- _What to do_:
Set down the full listing exactly as given. Any pictures are to be left out.

......

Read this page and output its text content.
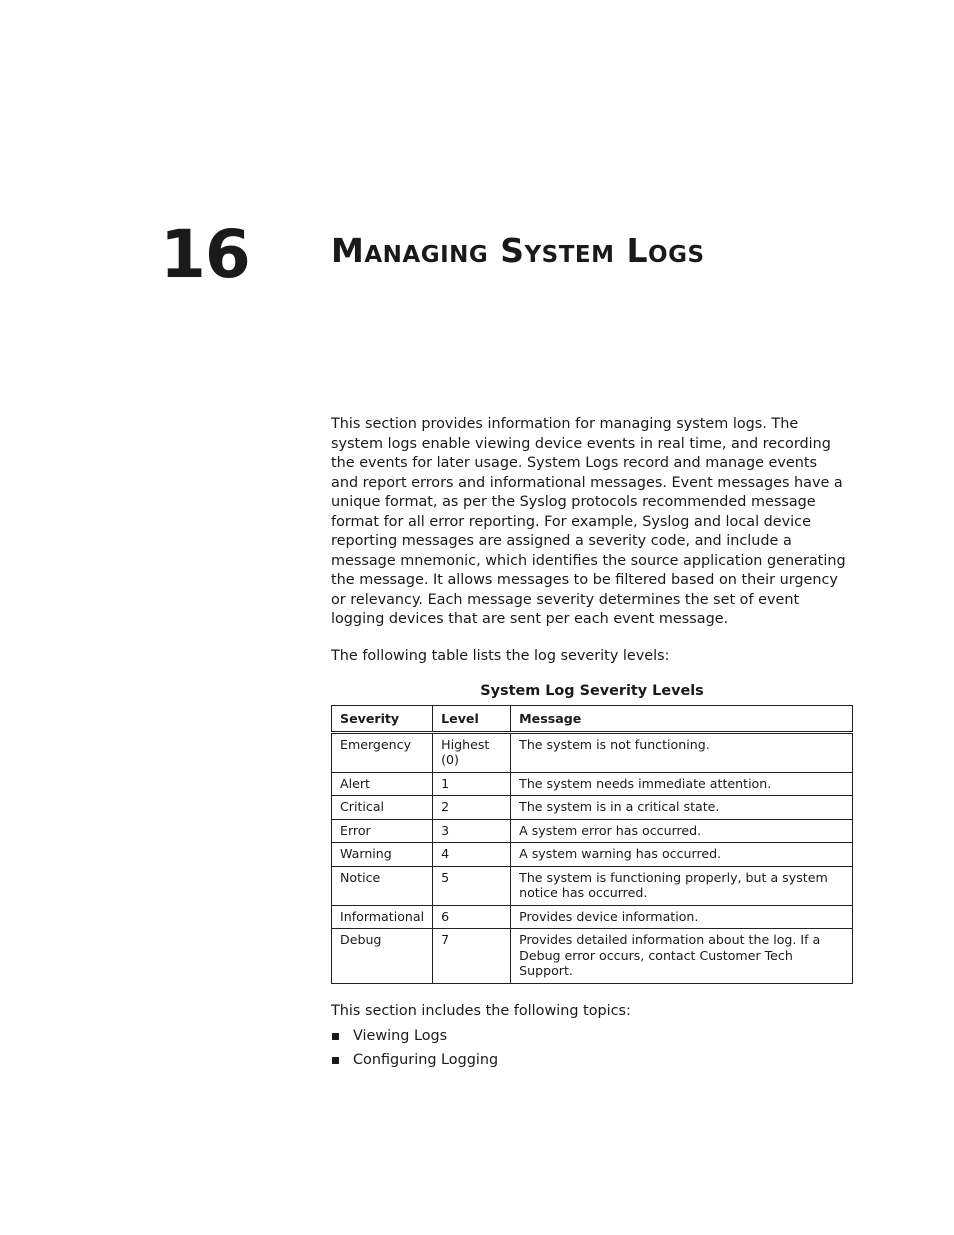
16 Managing System Logs

This section provides information for managing system logs. The system logs enable viewing device events in real time, and recording the events for later usage. System Logs record and manage events and report errors and informational messages. Event messages have a unique format, as per the Syslog protocols recommended message format for all error reporting. For example, Syslog and local device reporting messages are assigned a severity code, and include a message mnemonic, which identifies the source application generating the message. It allows messages to be filtered based on their urgency or relevancy. Each message severity determines the set of event logging devices that are sent per each event message.

The following table lists the log severity levels:

System Log Severity Levels
Severity	Level	Message
Emergency	Highest (0)	The system is not functioning.
Alert	1	The system needs immediate attention.
Critical	2	The system is in a critical state.
Error	3	A system error has occurred.
Warning	4	A system warning has occurred.
Notice	5	The system is functioning properly, but a system notice has occurred.
Informational	6	Provides device information.
Debug	7	Provides detailed information about the log. If a Debug error occurs, contact Customer Tech Support.

This section includes the following topics:

Viewing Logs
Configuring Logging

......

- _Result of the task_:
Read this page and output its text content.
16 Managing System Logs

This section provides information for managing system logs. The system logs enable viewing device events in real time, and recording the events for later usage. System Logs record and manage events and report errors and informational messages. Event messages have a unique format, as per the Syslog protocols recommended message format for all error reporting. For example, Syslog and local device reporting messages are assigned a severity code, and include a message mnemonic, which identifies the source application generating the message. It allows messages to be filtered based on their urgency or relevancy. Each message severity determines the set of event logging devices that are sent per each event message.

The following table lists the log severity levels:

System Log Severity Levels
Severity	Level	Message
Emergency	Highest (0)	The system is not functioning.
Alert	1	The system needs immediate attention.
Critical	2	The system is in a critical state.
Error	3	A system error has occurred.
Warning	4	A system warning has occurred.
Notice	5	The system is functioning properly, but a system notice has occurred.
Informational	6	Provides device information.
Debug	7	Provides detailed information about the log. If a Debug error occurs, contact Customer Tech Support.

This section includes the following topics:

Viewing Logs
Configuring Logging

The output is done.